Provided records

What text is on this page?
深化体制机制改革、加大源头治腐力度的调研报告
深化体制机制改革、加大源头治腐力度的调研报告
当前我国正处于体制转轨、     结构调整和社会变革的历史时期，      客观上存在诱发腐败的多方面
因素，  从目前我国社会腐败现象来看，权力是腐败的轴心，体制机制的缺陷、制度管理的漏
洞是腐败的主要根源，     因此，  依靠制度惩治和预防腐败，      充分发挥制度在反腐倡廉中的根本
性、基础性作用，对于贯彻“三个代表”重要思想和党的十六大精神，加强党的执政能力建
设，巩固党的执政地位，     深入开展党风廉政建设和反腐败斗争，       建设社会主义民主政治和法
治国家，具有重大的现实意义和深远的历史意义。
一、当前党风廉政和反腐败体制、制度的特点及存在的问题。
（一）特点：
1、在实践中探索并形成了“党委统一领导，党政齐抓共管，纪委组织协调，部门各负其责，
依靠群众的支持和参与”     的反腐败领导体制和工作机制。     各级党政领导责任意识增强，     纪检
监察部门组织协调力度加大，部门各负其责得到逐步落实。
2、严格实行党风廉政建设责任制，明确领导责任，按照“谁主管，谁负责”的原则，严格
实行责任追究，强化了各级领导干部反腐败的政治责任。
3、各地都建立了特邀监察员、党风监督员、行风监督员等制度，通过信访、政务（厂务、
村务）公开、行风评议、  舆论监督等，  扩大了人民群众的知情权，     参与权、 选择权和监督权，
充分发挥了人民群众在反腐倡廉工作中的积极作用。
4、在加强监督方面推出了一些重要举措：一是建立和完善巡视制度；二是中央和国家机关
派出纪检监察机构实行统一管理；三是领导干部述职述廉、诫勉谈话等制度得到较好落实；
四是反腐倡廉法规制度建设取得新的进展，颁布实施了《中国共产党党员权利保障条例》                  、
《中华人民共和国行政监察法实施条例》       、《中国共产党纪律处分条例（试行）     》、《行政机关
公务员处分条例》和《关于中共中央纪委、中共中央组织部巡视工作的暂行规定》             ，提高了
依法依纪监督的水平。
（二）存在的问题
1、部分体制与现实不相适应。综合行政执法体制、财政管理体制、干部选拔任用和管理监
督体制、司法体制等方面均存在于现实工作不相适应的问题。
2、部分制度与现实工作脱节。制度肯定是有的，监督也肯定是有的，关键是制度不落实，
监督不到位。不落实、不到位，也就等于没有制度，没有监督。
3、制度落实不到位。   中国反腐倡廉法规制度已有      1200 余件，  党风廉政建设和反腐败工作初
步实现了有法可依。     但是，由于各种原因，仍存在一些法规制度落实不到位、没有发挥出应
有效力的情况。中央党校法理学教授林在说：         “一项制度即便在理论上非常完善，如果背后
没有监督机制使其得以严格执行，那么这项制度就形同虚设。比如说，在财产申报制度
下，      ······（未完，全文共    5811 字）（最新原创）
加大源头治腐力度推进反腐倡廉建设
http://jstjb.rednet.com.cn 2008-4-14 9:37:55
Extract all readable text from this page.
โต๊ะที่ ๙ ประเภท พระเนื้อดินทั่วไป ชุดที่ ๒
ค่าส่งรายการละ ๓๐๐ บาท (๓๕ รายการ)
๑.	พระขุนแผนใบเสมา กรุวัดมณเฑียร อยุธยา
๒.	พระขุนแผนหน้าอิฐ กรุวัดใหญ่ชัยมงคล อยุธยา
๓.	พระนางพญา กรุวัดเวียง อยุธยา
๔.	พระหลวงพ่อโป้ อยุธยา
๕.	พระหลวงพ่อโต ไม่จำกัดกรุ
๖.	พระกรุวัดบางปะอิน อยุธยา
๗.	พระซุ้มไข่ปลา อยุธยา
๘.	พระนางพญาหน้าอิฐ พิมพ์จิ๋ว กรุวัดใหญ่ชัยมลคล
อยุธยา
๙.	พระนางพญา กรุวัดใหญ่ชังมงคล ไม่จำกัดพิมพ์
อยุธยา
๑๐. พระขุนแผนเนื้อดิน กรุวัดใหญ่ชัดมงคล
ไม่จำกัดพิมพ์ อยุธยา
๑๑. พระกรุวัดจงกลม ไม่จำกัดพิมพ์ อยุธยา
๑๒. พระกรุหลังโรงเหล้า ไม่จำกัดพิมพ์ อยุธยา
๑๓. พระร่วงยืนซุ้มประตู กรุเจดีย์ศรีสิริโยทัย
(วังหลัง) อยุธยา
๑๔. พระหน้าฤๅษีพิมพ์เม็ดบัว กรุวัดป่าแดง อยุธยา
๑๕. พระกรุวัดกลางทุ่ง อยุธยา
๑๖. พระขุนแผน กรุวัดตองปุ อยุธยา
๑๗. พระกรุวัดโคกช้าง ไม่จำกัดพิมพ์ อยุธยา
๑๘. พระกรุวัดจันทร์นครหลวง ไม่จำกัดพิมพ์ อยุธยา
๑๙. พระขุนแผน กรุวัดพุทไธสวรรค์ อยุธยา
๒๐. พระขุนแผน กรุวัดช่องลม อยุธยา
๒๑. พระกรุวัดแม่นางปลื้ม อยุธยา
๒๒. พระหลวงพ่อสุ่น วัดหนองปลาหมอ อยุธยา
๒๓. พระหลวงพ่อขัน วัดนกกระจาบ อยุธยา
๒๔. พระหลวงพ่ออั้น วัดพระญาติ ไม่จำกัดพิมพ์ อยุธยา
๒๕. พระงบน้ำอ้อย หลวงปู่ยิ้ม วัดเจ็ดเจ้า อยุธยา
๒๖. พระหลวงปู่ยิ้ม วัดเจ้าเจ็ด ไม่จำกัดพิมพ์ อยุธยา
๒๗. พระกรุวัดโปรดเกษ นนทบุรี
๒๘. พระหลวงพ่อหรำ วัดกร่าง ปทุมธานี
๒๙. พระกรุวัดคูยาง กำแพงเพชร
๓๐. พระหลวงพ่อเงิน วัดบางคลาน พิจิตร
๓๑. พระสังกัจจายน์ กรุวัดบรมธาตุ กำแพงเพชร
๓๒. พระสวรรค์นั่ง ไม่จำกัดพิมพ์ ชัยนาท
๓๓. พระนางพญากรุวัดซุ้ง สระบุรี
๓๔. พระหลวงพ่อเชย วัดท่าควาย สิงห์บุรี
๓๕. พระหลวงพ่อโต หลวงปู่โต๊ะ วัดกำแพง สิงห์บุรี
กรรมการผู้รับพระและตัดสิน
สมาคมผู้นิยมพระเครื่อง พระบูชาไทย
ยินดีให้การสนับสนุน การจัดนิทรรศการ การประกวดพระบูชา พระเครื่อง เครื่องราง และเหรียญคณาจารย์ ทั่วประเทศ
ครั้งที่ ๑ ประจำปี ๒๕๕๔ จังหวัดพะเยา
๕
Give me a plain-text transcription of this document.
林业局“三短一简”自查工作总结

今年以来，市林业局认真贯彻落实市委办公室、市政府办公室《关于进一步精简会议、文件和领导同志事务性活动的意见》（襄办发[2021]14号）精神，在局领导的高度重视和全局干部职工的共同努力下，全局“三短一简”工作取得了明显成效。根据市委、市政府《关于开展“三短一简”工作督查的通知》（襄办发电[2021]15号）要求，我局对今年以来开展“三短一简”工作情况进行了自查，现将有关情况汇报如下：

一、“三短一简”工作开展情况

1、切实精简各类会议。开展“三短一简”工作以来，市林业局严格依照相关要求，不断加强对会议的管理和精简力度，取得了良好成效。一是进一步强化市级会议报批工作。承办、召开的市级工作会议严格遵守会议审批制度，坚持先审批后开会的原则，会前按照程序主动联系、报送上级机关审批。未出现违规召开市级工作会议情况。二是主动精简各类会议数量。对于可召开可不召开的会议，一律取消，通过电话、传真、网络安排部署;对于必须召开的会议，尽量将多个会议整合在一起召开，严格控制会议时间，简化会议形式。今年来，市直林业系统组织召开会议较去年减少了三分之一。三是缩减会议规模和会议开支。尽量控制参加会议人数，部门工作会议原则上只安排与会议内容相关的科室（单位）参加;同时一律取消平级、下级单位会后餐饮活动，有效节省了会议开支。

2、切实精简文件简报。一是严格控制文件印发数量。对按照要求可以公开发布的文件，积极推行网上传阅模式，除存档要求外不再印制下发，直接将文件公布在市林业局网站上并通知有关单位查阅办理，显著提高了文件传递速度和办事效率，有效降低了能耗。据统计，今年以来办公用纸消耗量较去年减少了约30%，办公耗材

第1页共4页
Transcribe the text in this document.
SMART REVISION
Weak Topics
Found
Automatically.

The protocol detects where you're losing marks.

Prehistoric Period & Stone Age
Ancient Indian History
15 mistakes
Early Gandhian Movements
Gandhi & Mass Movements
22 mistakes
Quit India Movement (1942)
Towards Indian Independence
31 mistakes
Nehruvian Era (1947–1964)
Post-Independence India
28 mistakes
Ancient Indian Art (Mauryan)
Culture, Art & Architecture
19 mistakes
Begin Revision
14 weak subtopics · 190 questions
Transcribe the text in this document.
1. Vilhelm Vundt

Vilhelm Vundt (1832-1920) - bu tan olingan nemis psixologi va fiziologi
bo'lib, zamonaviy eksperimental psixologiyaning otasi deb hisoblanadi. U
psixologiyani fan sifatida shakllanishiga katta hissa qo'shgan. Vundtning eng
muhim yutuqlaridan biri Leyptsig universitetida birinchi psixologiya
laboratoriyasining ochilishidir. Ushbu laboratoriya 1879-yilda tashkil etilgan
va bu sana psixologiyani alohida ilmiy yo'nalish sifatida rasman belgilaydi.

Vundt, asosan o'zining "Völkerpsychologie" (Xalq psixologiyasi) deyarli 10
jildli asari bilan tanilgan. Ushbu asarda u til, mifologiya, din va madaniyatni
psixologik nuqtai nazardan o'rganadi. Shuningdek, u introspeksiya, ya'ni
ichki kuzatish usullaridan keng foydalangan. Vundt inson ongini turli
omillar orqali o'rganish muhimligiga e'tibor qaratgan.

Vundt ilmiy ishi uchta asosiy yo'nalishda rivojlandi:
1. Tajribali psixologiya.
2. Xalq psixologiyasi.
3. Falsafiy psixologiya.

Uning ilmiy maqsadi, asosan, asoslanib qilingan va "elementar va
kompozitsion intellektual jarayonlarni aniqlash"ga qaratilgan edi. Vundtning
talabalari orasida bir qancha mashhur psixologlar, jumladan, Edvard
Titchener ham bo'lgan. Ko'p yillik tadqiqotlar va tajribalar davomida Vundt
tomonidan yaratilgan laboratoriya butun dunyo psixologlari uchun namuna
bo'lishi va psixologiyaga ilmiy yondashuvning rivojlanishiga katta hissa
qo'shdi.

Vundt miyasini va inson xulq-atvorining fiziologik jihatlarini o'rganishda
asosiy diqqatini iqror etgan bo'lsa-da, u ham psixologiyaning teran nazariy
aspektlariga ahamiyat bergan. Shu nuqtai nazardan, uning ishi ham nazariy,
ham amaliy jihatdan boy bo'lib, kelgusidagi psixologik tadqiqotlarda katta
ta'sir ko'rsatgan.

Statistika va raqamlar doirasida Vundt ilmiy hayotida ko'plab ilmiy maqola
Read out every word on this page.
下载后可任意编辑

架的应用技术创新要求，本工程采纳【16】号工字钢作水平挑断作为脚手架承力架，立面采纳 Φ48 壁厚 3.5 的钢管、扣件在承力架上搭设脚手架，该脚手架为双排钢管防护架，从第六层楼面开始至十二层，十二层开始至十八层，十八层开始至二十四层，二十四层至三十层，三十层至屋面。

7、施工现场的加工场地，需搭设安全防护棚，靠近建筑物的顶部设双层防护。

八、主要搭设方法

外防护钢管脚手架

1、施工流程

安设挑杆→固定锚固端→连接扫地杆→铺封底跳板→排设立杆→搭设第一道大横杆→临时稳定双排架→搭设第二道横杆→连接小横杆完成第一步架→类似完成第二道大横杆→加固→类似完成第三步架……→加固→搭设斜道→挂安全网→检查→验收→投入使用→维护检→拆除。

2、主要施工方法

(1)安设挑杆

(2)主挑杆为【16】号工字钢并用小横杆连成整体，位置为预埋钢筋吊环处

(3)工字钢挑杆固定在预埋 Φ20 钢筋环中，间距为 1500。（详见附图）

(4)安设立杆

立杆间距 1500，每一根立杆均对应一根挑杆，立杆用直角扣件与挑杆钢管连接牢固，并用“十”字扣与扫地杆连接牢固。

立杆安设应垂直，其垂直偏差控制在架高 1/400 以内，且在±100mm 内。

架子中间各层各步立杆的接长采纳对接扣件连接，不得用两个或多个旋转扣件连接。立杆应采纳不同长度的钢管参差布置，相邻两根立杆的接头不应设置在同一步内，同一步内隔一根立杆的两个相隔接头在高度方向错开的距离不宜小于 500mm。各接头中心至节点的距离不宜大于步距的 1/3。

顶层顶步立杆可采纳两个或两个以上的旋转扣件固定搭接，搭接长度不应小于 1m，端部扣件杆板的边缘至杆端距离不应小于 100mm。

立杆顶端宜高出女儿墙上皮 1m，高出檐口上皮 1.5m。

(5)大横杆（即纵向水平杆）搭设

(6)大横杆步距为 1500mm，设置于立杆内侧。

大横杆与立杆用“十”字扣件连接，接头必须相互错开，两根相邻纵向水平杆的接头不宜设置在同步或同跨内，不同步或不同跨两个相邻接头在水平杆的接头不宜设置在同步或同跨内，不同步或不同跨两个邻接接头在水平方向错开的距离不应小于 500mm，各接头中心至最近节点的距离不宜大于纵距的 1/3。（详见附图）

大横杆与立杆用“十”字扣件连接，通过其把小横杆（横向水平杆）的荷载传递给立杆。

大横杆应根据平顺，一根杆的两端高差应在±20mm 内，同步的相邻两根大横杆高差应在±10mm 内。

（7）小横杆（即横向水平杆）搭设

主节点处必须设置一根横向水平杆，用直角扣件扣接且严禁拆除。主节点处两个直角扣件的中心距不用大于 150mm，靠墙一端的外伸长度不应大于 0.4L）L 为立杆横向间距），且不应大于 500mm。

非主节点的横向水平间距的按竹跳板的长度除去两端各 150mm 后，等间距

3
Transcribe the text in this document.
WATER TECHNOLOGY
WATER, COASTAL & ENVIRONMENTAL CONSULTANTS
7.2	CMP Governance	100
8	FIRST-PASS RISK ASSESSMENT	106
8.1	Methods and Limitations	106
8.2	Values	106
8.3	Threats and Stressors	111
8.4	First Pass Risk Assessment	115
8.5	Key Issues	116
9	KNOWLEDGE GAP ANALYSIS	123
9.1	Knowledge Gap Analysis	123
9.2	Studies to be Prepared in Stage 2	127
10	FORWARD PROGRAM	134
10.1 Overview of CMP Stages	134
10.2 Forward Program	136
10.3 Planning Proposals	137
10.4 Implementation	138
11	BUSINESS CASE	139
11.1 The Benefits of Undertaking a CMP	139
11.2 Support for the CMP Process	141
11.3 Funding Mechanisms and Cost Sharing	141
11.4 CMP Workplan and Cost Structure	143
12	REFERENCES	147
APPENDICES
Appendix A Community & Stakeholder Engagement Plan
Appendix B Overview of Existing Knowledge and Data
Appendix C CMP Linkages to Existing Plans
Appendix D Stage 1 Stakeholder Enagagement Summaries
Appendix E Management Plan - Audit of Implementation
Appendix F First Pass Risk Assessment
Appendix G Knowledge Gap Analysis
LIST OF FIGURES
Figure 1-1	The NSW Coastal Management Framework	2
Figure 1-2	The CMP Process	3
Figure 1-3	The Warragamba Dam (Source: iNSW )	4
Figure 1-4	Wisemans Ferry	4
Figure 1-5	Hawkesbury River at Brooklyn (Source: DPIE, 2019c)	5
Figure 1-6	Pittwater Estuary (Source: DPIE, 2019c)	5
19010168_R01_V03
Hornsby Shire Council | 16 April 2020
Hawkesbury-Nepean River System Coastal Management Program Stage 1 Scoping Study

Exercise aim
Show the lines of the data that hold the word "Xalq".

Expected answer
Vundt, asosan o'zining "Völkerpsychologie" (Xalq psixologiyasi) deyarli 10
2. Xalq psixologiyasi.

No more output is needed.